EXERCISE -
What is the number of lines that include the word "procesos"? Provide only that figure.
[START RAW DATA]
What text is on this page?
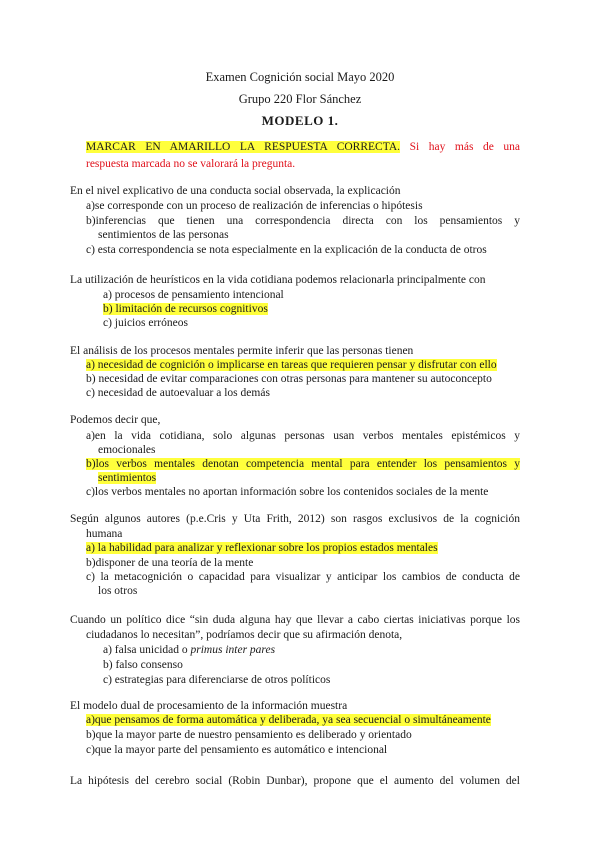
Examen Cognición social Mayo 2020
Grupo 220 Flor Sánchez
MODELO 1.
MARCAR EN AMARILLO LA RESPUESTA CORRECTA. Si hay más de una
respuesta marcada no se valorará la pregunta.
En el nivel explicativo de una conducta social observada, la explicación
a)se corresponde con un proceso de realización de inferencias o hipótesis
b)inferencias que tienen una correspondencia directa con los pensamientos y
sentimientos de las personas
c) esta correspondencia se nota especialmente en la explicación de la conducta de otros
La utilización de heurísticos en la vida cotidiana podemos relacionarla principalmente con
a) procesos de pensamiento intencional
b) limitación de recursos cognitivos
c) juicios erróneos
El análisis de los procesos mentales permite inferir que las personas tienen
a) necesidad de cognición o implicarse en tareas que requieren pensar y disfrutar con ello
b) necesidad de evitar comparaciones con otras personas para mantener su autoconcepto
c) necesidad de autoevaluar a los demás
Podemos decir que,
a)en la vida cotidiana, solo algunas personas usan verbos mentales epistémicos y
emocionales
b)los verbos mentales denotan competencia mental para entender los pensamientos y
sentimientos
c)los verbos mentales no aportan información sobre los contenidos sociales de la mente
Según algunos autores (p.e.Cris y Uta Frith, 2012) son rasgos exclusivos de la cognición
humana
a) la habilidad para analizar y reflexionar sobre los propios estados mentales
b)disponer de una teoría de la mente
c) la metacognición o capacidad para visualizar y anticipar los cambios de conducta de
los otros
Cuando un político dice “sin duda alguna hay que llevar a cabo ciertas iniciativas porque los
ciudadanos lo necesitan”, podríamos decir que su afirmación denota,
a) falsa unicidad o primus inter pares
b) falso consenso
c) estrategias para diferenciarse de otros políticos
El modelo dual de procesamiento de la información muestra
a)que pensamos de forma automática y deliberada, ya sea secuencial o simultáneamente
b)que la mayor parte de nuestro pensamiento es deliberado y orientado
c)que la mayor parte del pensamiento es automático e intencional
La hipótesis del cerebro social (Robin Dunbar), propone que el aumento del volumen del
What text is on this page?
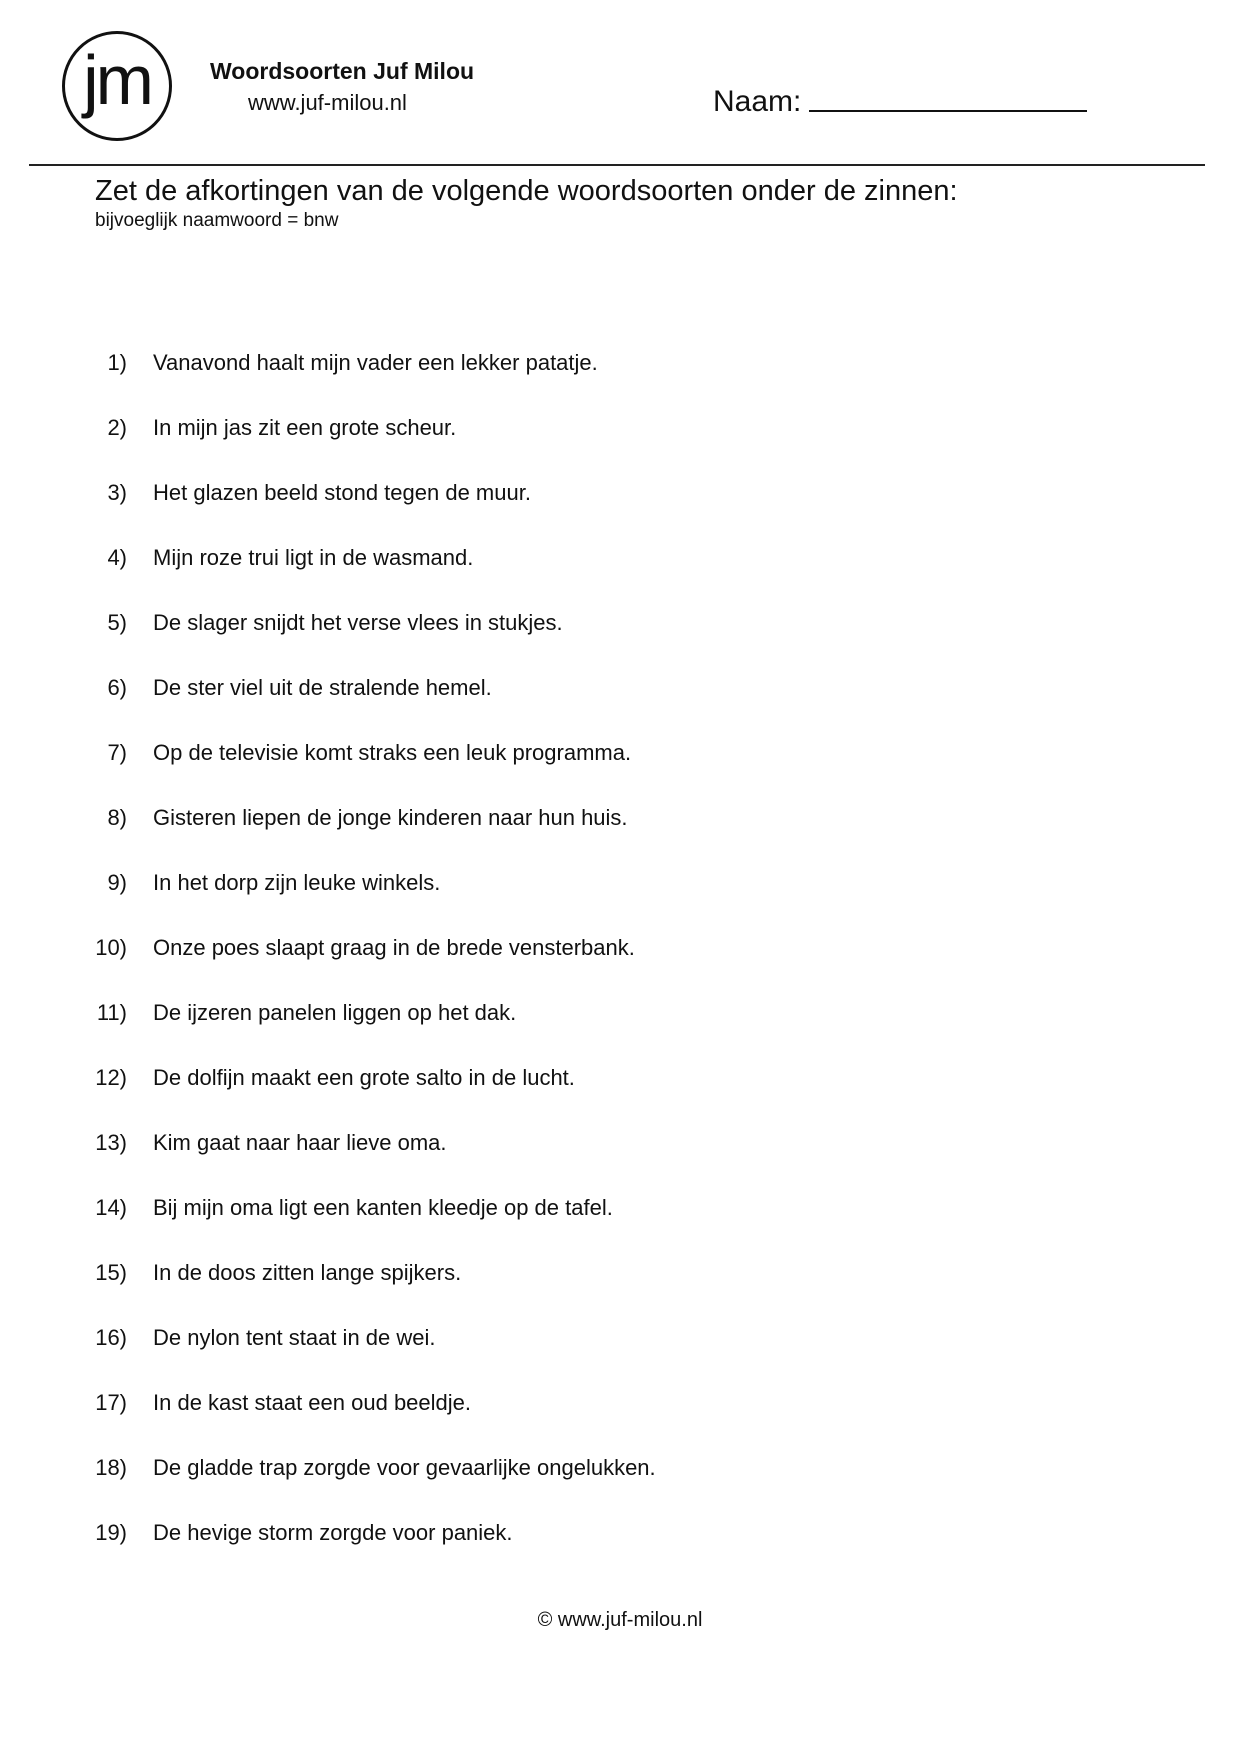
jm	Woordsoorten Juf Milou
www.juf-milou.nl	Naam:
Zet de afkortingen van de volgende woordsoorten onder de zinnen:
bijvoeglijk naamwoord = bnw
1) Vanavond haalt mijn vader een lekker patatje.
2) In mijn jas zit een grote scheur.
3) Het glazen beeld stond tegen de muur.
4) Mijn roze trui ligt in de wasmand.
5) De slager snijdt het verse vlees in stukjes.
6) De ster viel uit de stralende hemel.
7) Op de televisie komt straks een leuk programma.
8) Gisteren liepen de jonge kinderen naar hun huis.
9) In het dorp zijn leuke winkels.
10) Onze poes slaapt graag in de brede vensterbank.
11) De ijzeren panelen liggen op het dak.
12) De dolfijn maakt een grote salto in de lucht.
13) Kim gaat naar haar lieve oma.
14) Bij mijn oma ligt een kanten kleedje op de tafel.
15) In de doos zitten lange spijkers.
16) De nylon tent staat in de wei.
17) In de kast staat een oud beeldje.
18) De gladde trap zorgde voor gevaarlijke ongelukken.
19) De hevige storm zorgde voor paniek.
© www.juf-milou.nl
[END RAW DATA]
[START RAW DATA]
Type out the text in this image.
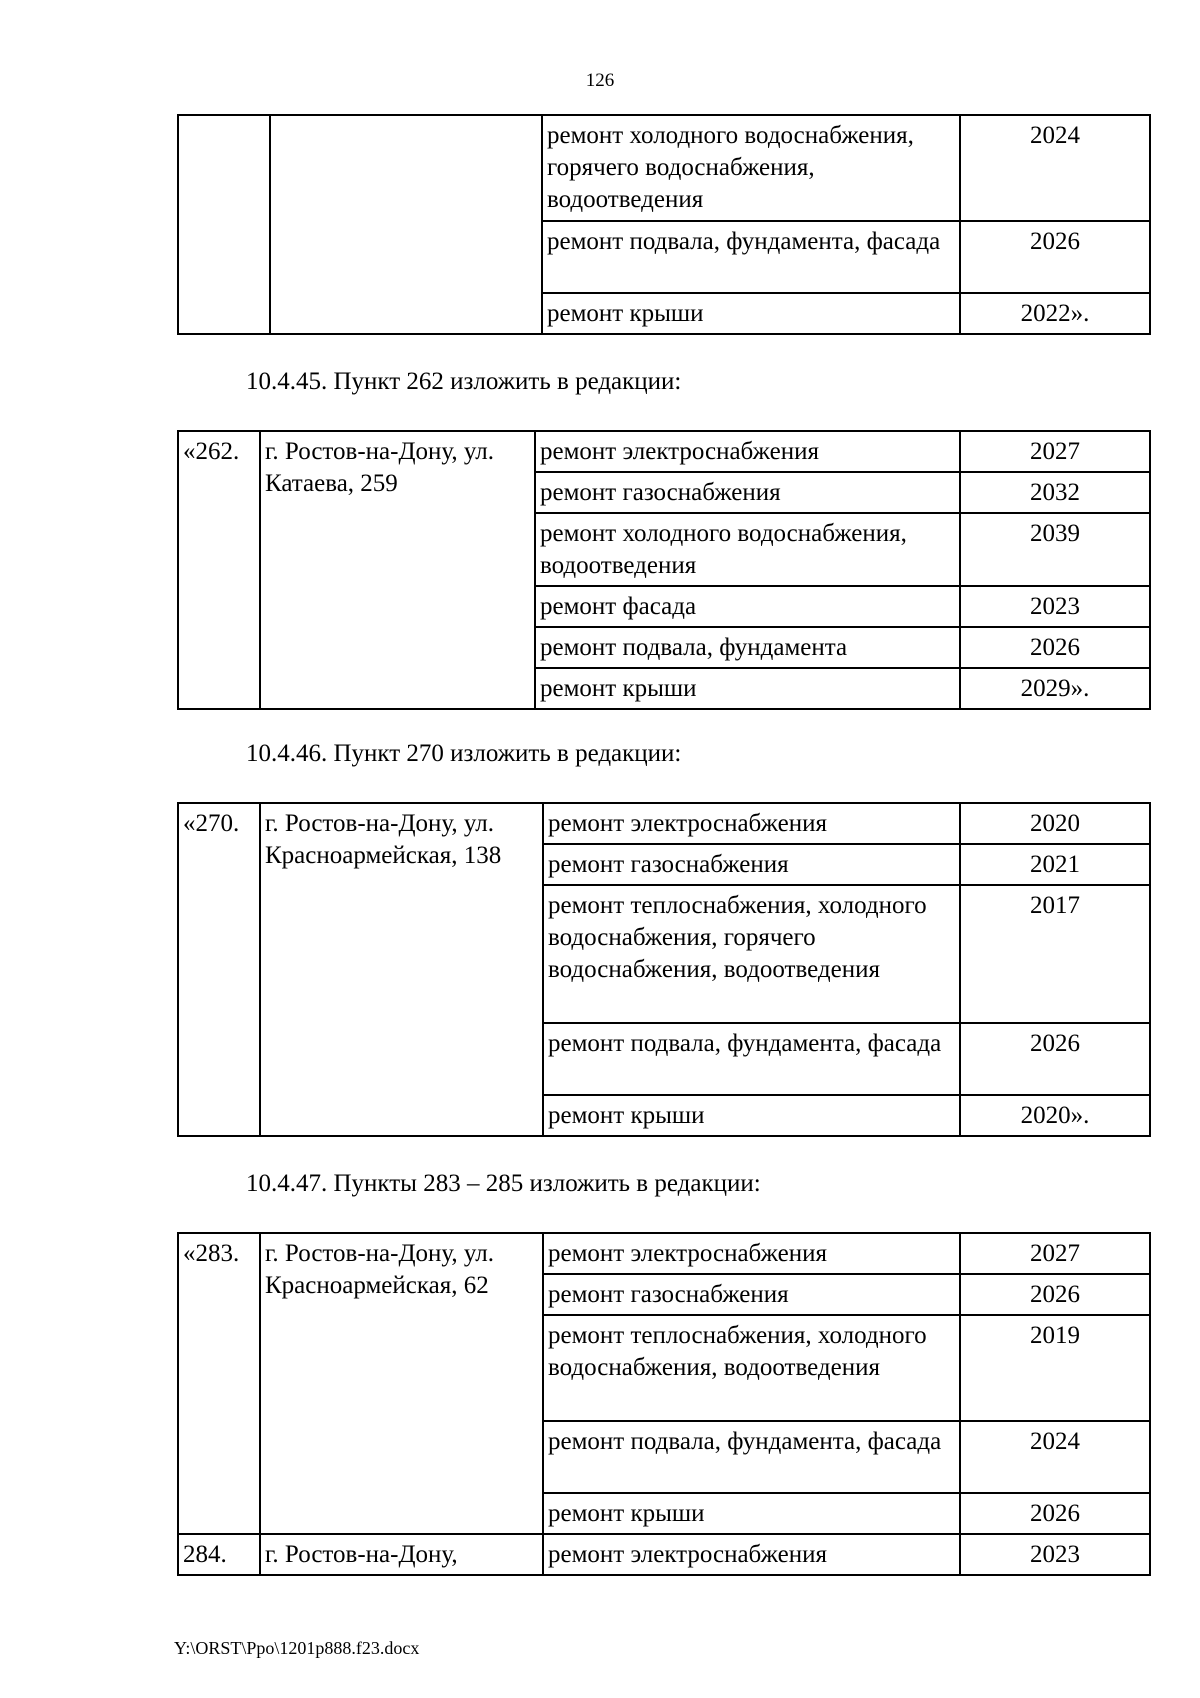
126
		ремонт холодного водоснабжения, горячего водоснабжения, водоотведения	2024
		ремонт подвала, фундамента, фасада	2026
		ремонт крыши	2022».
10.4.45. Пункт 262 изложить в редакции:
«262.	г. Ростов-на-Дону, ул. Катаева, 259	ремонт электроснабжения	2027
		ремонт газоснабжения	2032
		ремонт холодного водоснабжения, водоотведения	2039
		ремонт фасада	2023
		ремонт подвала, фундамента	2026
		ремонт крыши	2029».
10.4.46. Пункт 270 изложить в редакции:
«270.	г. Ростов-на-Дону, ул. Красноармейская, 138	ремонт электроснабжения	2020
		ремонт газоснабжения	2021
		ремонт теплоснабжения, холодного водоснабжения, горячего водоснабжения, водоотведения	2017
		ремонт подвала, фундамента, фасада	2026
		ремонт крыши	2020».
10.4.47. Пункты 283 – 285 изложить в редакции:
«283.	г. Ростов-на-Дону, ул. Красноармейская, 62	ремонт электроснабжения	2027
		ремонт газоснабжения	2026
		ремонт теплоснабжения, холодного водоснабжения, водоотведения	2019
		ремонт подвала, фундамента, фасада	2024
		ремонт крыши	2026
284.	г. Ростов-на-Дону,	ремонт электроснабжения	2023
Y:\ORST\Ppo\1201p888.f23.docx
[END RAW DATA]
[START RAW DATA]
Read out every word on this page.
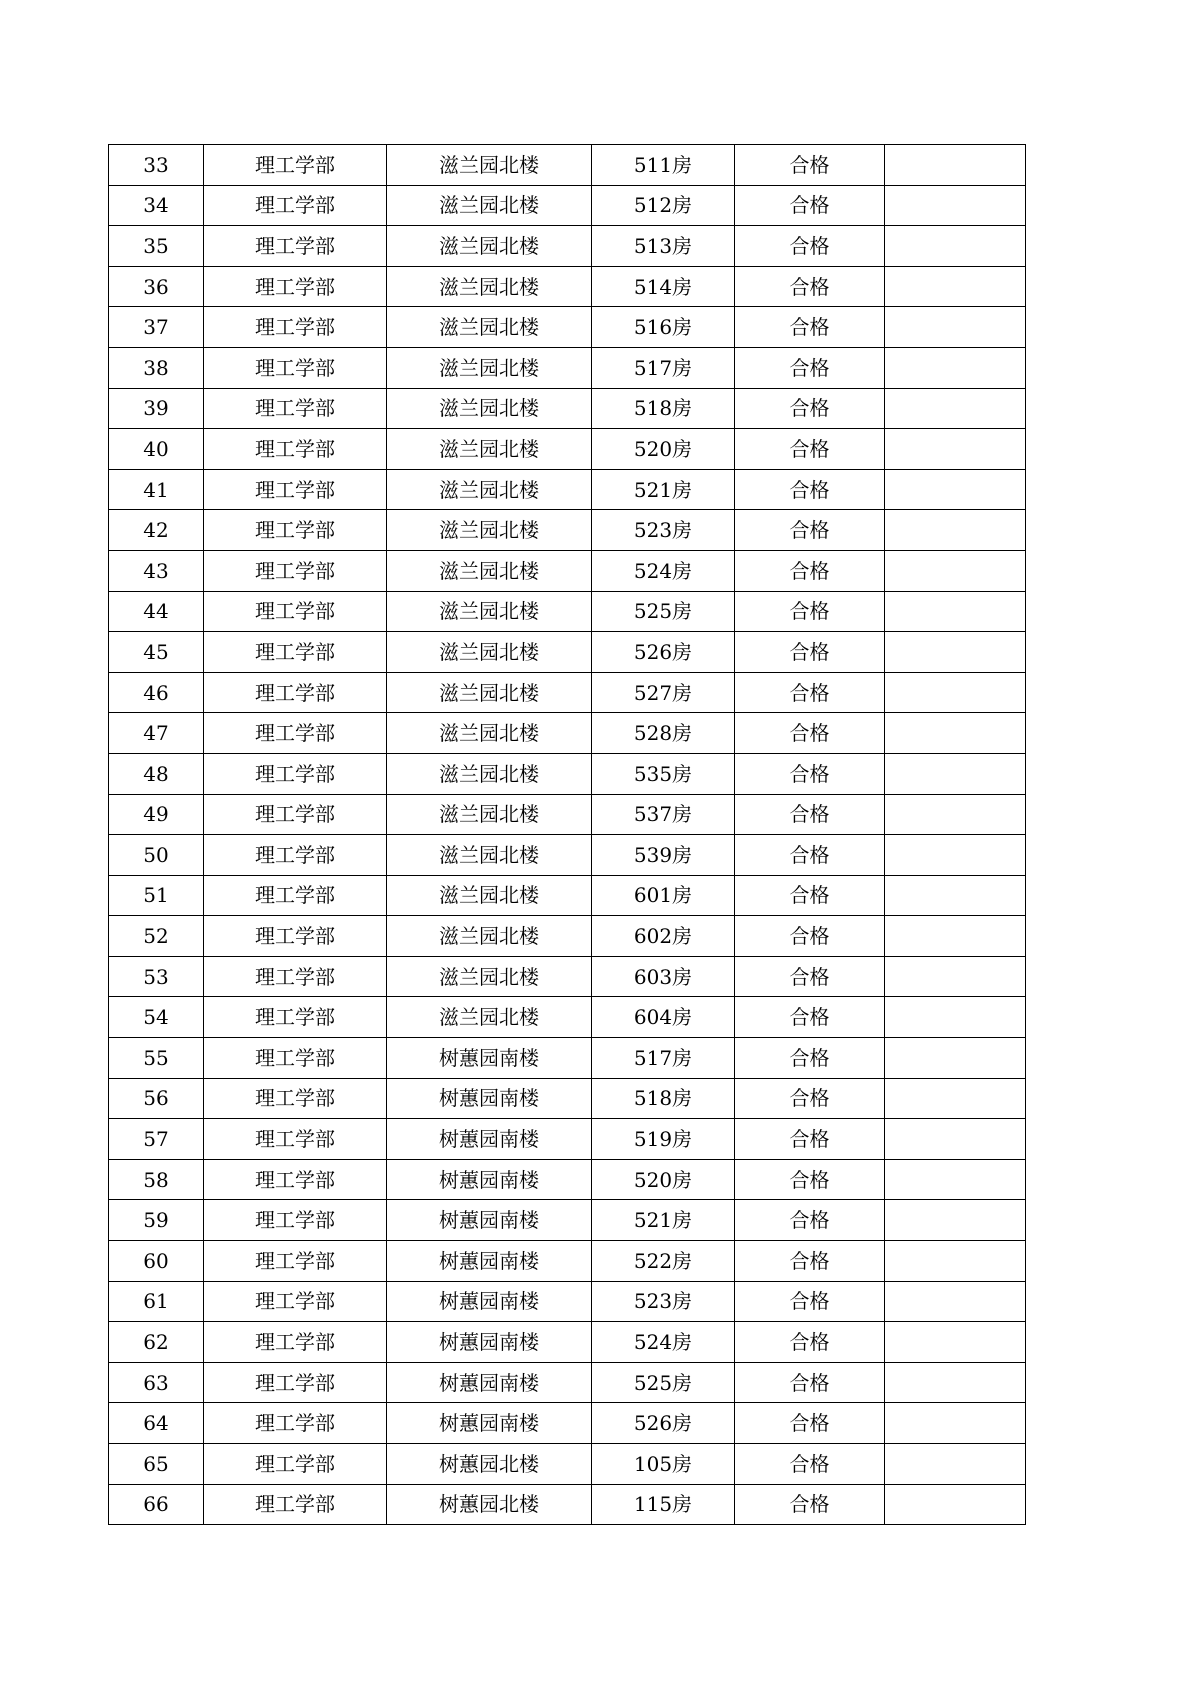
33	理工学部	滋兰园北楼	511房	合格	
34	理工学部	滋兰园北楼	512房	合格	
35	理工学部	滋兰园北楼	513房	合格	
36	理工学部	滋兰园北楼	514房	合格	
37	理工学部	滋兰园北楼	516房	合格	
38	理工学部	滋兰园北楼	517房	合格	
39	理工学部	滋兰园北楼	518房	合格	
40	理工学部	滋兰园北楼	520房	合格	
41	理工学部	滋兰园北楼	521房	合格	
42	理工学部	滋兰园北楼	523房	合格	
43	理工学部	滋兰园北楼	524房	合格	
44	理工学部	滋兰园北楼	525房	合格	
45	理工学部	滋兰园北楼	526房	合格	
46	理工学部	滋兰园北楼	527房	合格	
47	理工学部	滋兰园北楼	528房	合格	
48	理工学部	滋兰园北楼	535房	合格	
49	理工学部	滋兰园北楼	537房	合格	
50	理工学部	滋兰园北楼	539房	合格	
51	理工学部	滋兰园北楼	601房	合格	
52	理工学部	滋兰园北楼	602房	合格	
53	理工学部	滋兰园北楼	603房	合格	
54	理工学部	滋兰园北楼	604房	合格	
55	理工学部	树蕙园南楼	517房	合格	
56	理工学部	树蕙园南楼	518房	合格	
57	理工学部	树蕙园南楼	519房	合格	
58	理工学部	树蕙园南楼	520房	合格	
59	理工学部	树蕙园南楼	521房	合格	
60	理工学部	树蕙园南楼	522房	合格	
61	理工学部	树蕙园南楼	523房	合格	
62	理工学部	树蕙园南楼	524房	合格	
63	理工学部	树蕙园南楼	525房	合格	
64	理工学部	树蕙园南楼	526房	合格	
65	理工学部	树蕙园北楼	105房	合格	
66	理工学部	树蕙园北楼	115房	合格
[END RAW DATA]
PROBLEM SOLUTION -
2